WHAT THE TASK ASKS:
Copy the data precisely, character for character, and leave out every picture.

Collected data entries
****************

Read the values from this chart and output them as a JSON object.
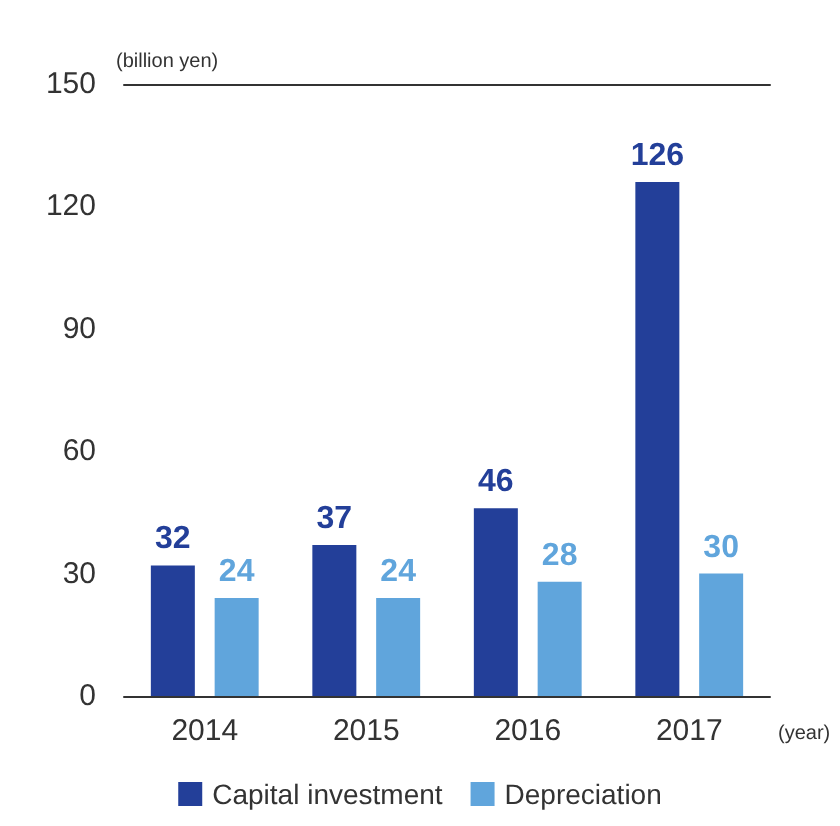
{
  "chart_data": {
    "type": "bar",
    "ylabel": "(billion yen)",
    "xlabel": "(year)",
    "categories": [
      "2014",
      "2015",
      "2016",
      "2017"
    ],
    "series": [
      {
        "name": "Capital investment",
        "color": "#233f99",
        "values": [
          32,
          37,
          46,
          126
        ]
      },
      {
        "name": "Depreciation",
        "color": "#60a5dc",
        "values": [
          24,
          24,
          28,
          30
        ]
      }
    ],
    "ylim": [
      0,
      150
    ],
    "yticks": [
      0,
      30,
      60,
      90,
      120,
      150
    ],
    "grid": false,
    "legend": "bottom",
    "data_labels": true
  }
}
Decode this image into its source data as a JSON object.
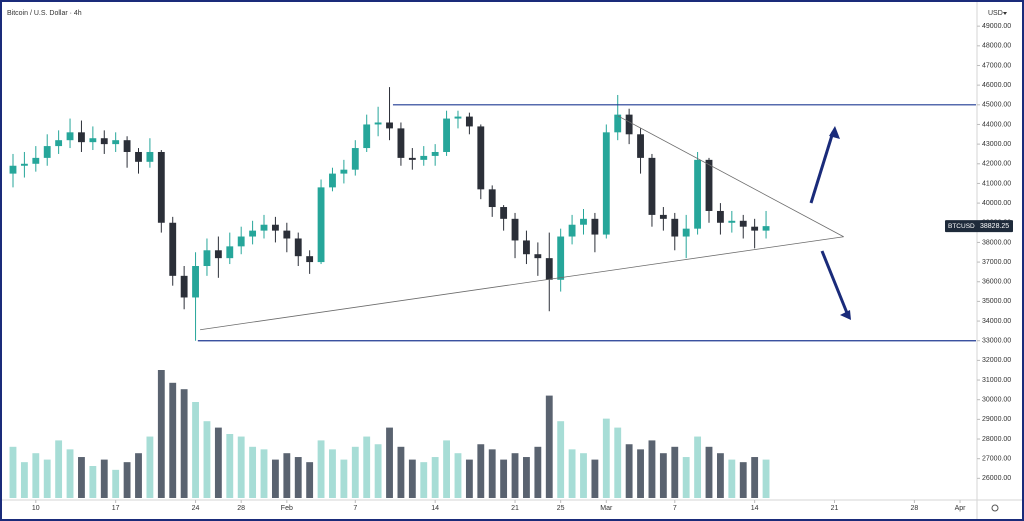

****************

FINISHED ANSWER:
Read the values from this chart and output them as a JSON object.
{
  "chart_data": {
    "type": "bar",
    "ylabel": "(billion yen)",
    "xlabel": "(year)",
    "categories": [
      "2014",
      "2015",
      "2016",
      "2017"
    ],
    "series": [
      {
        "name": "Capital investment",
        "color": "#233f99",
        "values": [
          32,
          37,
          46,
          126
        ]
      },
      {
        "name": "Depreciation",
        "color": "#60a5dc",
        "values": [
          24,
          24,
          28,
          30
        ]
      }
    ],
    "ylim": [
      0,
      150
    ],
    "yticks": [
      0,
      30,
      60,
      90,
      120,
      150
    ],
    "grid": false,
    "legend": "bottom",
    "data_labels": true
  }
}
Decode this image into its source data as a JSON object.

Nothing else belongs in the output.